*Raw records:*
* * * * * * *
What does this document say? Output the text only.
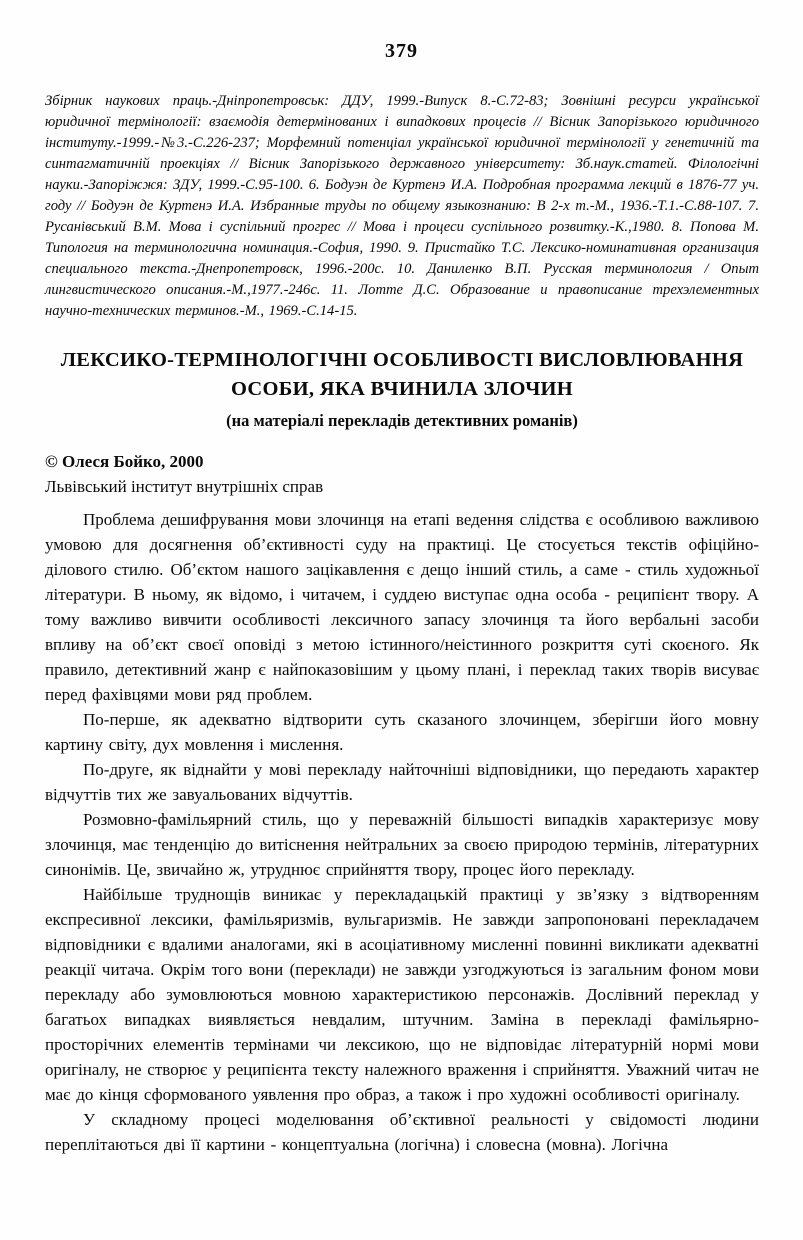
379
Збірник наукових праць.-Дніпропетровськ: ДДУ, 1999.-Випуск 8.-С.72-83; Зовнішні ресурси української юридичної термінології: взаємодія детермінованих і випадкових процесів // Вісник Запорізького юридичного інституту.-1999.-№3.-С.226-237; Морфемний потенціал української юридичної термінології у генетичній та синтагматичній проекціях // Вісник Запорізького державного університету: Зб.наук.статей. Філологічні науки.-Запоріжжя: ЗДУ, 1999.-С.95-100. 6. Бодуэн де Куртенэ И.А. Подробная программа лекций в 1876-77 уч. году // Бодуэн де Куртенэ И.А. Избранные труды по общему языкознанию: В 2-х т.-М., 1936.-Т.1.-С.88-107. 7. Русанівський В.М. Мова і суспільний прогрес // Мова і процеси суспільного розвитку.-К.,1980. 8. Попова М. Типология на терминологична номинация.-София, 1990. 9. Пристайко Т.С. Лексико-номинативная организация специального текста.-Днепропетровск, 1996.-200с. 10. Даниленко В.П. Русская терминология / Опыт лингвистического описания.-М.,1977.-246с. 11. Лотте Д.С. Образование и правописание трехэлементных научно-технических терминов.-М., 1969.-С.14-15.
ЛЕКСИКО-ТЕРМІНОЛОГІЧНІ ОСОБЛИВОСТІ ВИСЛОВЛЮВАННЯ
ОСОБИ, ЯКА ВЧИНИЛА ЗЛОЧИН
(на матеріалі перекладів детективних романів)
© Олеся Бойко, 2000
Львівський інститут внутрішніх справ

Проблема дешифрування мови злочинця на етапі ведення слідства є особливою важливою умовою для досягнення об’єктивності суду на практиці. Це стосується текстів офіційно-ділового стилю. Об’єктом нашого зацікавлення є дещо інший стиль, а саме - стиль художньої літератури. В ньому, як відомо, і читачем, і суддею виступає одна особа - реципієнт твору. А тому важливо вивчити особливості лексичного запасу злочинця та його вербальні засоби впливу на об’єкт своєї оповіді з метою істинного/неістинного розкриття суті скоєного. Як правило, детективний жанр є найпоказовішим у цьому плані, і переклад таких творів висуває перед фахівцями мови ряд проблем.

По-перше, як адекватно відтворити суть сказаного злочинцем, зберігши його мовну картину світу, дух мовлення і мислення.

По-друге, як віднайти у мові перекладу найточніші відповідники, що передають характер відчуттів тих же завуальованих відчуттів.

Розмовно-фамільярний стиль, що у переважній більшості випадків характеризує мову злочинця, має тенденцію до витіснення нейтральних за своєю природою термінів, літературних синонімів. Це, звичайно ж, утруднює сприйняття твору, процес його перекладу.

Найбільше труднощів виникає у перекладацькій практиці у зв’язку з відтворенням експресивної лексики, фамільяризмів, вульгаризмів. Не завжди запропоновані перекладачем відповідники є вдалими аналогами, які в асоціативному мисленні повинні викликати адекватні реакції читача. Окрім того вони (переклади) не завжди узгоджуються із загальним фоном мови перекладу або зумовлюються мовною характеристикою персонажів. Дослівний переклад у багатьох випадках виявляється невдалим, штучним. Заміна в перекладі фамільярно-просторічних елементів термінами чи лексикою, що не відповідає літературній нормі мови оригіналу, не створює у реципієнта тексту належного враження і сприйняття. Уважний читач не має до кінця сформованого уявлення про образ, а також і про художні особливості оригіналу.

У складному процесі моделювання об’єктивної реальності у свідомості людини переплітаються дві її картини - концептуальна (логічна) і словесна (мовна). Логічна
* * * * * * *
*Aim:* Gather every line from the listing above in which the word "перекладу" appears.

*Exercise result:*
По-друге, як віднайти у мові перекладу найточніші відповідники, що передають характер відчуттів тих же завуальованих відчуттів.
Розмовно-фамільярний стиль, що у переважній більшості випадків характеризує мову злочинця, має тенденцію до витіснення нейтральних за своєю природою термінів, літературних синонімів. Це, звичайно ж, утруднює сприйняття твору, процес його перекладу.
Найбільше труднощів виникає у перекладацькій практиці у зв’язку з відтворенням експресивної лексики, фамільяризмів, вульгаризмів. Не завжди запропоновані перекладачем відповідники є вдалими аналогами, які в асоціативному мисленні повинні викликати адекватні реакції читача. Окрім того вони (переклади) не завжди узгоджуються із загальним фоном мови перекладу або зумовлюються мовною характеристикою персонажів. Дослівний переклад у багатьох випадках виявляється невдалим, штучним. Заміна в перекладі фамільярно-просторічних елементів термінами чи лексикою, що не відповідає літературній нормі мови оригіналу, не створює у реципієнта тексту належного враження і сприйняття. Уважний читач не має до кінця сформованого уявлення про образ, а також і про художні особливості оригіналу.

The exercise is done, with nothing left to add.